## Problem to solve
Please give the listing again in its entirety, exactly as written.

## Material provided
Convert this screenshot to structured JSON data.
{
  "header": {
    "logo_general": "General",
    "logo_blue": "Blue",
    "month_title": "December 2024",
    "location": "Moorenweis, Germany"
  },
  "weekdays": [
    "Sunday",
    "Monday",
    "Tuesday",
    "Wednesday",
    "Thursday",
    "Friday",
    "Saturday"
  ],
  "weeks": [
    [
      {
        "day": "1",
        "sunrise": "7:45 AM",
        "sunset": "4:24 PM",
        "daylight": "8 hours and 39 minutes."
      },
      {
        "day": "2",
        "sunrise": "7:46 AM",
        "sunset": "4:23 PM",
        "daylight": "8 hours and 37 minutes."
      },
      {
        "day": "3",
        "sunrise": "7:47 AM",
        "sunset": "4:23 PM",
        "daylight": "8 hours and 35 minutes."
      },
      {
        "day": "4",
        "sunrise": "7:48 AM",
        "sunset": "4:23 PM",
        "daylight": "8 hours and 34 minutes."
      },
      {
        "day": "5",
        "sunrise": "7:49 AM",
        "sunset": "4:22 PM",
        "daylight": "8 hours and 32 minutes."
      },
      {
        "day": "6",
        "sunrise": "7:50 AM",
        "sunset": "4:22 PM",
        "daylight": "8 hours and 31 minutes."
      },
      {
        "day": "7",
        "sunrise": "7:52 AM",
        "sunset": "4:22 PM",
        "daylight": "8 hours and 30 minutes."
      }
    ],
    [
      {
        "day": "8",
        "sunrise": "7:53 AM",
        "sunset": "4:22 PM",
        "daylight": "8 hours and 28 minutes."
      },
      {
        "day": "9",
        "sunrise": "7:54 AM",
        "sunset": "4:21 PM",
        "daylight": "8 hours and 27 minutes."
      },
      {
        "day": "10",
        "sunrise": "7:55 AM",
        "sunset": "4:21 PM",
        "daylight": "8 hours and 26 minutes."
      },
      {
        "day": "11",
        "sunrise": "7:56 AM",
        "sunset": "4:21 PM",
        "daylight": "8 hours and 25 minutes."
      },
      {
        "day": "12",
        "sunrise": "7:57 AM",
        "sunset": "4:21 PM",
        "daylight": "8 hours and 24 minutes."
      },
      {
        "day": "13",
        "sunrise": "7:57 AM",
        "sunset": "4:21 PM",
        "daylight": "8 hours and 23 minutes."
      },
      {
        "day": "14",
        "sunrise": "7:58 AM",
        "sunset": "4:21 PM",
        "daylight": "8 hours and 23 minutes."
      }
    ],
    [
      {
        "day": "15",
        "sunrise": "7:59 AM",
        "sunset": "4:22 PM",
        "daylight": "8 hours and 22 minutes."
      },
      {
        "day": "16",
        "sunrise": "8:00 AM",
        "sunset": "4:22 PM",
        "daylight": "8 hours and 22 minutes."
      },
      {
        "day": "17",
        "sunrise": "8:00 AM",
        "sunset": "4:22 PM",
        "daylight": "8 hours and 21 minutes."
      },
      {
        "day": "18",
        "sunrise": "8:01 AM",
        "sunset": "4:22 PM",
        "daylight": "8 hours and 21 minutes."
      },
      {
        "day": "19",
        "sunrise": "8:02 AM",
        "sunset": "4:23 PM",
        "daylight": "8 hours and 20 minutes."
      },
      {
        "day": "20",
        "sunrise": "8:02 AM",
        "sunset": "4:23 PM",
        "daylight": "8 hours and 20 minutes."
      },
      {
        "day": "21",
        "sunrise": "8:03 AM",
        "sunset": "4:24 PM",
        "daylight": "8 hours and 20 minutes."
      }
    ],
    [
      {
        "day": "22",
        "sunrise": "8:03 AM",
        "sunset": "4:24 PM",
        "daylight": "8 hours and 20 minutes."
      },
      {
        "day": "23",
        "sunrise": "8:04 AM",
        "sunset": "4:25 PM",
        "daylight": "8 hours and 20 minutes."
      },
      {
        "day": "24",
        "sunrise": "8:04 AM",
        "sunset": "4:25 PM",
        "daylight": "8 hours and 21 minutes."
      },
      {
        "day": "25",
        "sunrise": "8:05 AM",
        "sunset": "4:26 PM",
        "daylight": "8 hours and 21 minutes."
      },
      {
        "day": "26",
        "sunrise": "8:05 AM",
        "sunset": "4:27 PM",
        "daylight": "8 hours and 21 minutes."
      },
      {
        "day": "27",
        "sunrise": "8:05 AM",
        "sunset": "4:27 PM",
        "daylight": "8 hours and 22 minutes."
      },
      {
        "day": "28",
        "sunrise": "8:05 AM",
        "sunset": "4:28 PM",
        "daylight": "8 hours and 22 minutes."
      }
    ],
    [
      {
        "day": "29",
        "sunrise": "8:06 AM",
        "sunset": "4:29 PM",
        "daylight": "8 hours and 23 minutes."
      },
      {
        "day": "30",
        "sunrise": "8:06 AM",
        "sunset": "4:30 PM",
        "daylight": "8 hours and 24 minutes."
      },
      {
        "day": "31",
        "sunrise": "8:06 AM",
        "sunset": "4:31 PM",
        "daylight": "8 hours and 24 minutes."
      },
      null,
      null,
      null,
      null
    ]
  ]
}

## Written response
Convert this screenshot to structured JSON data.
{
  "header": {
    "logo_general": "General",
    "logo_blue": "Blue",
    "month_title": "December 2024",
    "location": "Moorenweis, Germany"
  },
  "weekdays": [
    "Sunday",
    "Monday",
    "Tuesday",
    "Wednesday",
    "Thursday",
    "Friday",
    "Saturday"
  ],
  "weeks": [
    [
      {
        "day": "1",
        "sunrise": "7:45 AM",
        "sunset": "4:24 PM",
        "daylight": "8 hours and 39 minutes."
      },
      {
        "day": "2",
        "sunrise": "7:46 AM",
        "sunset": "4:23 PM",
        "daylight": "8 hours and 37 minutes."
      },
      {
        "day": "3",
        "sunrise": "7:47 AM",
        "sunset": "4:23 PM",
        "daylight": "8 hours and 35 minutes."
      },
      {
        "day": "4",
        "sunrise": "7:48 AM",
        "sunset": "4:23 PM",
        "daylight": "8 hours and 34 minutes."
      },
      {
        "day": "5",
        "sunrise": "7:49 AM",
        "sunset": "4:22 PM",
        "daylight": "8 hours and 32 minutes."
      },
      {
        "day": "6",
        "sunrise": "7:50 AM",
        "sunset": "4:22 PM",
        "daylight": "8 hours and 31 minutes."
      },
      {
        "day": "7",
        "sunrise": "7:52 AM",
        "sunset": "4:22 PM",
        "daylight": "8 hours and 30 minutes."
      }
    ],
    [
      {
        "day": "8",
        "sunrise": "7:53 AM",
        "sunset": "4:22 PM",
        "daylight": "8 hours and 28 minutes."
      },
      {
        "day": "9",
        "sunrise": "7:54 AM",
        "sunset": "4:21 PM",
        "daylight": "8 hours and 27 minutes."
      },
      {
        "day": "10",
        "sunrise": "7:55 AM",
        "sunset": "4:21 PM",
        "daylight": "8 hours and 26 minutes."
      },
      {
        "day": "11",
        "sunrise": "7:56 AM",
        "sunset": "4:21 PM",
        "daylight": "8 hours and 25 minutes."
      },
      {
        "day": "12",
        "sunrise": "7:57 AM",
        "sunset": "4:21 PM",
        "daylight": "8 hours and 24 minutes."
      },
      {
        "day": "13",
        "sunrise": "7:57 AM",
        "sunset": "4:21 PM",
        "daylight": "8 hours and 23 minutes."
      },
      {
        "day": "14",
        "sunrise": "7:58 AM",
        "sunset": "4:21 PM",
        "daylight": "8 hours and 23 minutes."
      }
    ],
    [
      {
        "day": "15",
        "sunrise": "7:59 AM",
        "sunset": "4:22 PM",
        "daylight": "8 hours and 22 minutes."
      },
      {
        "day": "16",
        "sunrise": "8:00 AM",
        "sunset": "4:22 PM",
        "daylight": "8 hours and 22 minutes."
      },
      {
        "day": "17",
        "sunrise": "8:00 AM",
        "sunset": "4:22 PM",
        "daylight": "8 hours and 21 minutes."
      },
      {
        "day": "18",
        "sunrise": "8:01 AM",
        "sunset": "4:22 PM",
        "daylight": "8 hours and 21 minutes."
      },
      {
        "day": "19",
        "sunrise": "8:02 AM",
        "sunset": "4:23 PM",
        "daylight": "8 hours and 20 minutes."
      },
      {
        "day": "20",
        "sunrise": "8:02 AM",
        "sunset": "4:23 PM",
        "daylight": "8 hours and 20 minutes."
      },
      {
        "day": "21",
        "sunrise": "8:03 AM",
        "sunset": "4:24 PM",
        "daylight": "8 hours and 20 minutes."
      }
    ],
    [
      {
        "day": "22",
        "sunrise": "8:03 AM",
        "sunset": "4:24 PM",
        "daylight": "8 hours and 20 minutes."
      },
      {
        "day": "23",
        "sunrise": "8:04 AM",
        "sunset": "4:25 PM",
        "daylight": "8 hours and 20 minutes."
      },
      {
        "day": "24",
        "sunrise": "8:04 AM",
        "sunset": "4:25 PM",
        "daylight": "8 hours and 21 minutes."
      },
      {
        "day": "25",
        "sunrise": "8:05 AM",
        "sunset": "4:26 PM",
        "daylight": "8 hours and 21 minutes."
      },
      {
        "day": "26",
        "sunrise": "8:05 AM",
        "sunset": "4:27 PM",
        "daylight": "8 hours and 21 minutes."
      },
      {
        "day": "27",
        "sunrise": "8:05 AM",
        "sunset": "4:27 PM",
        "daylight": "8 hours and 22 minutes."
      },
      {
        "day": "28",
        "sunrise": "8:05 AM",
        "sunset": "4:28 PM",
        "daylight": "8 hours and 22 minutes."
      }
    ],
    [
      {
        "day": "29",
        "sunrise": "8:06 AM",
        "sunset": "4:29 PM",
        "daylight": "8 hours and 23 minutes."
      },
      {
        "day": "30",
        "sunrise": "8:06 AM",
        "sunset": "4:30 PM",
        "daylight": "8 hours and 24 minutes."
      },
      {
        "day": "31",
        "sunrise": "8:06 AM",
        "sunset": "4:31 PM",
        "daylight": "8 hours and 24 minutes."
      },
      null,
      null,
      null,
      null
    ]
  ]
}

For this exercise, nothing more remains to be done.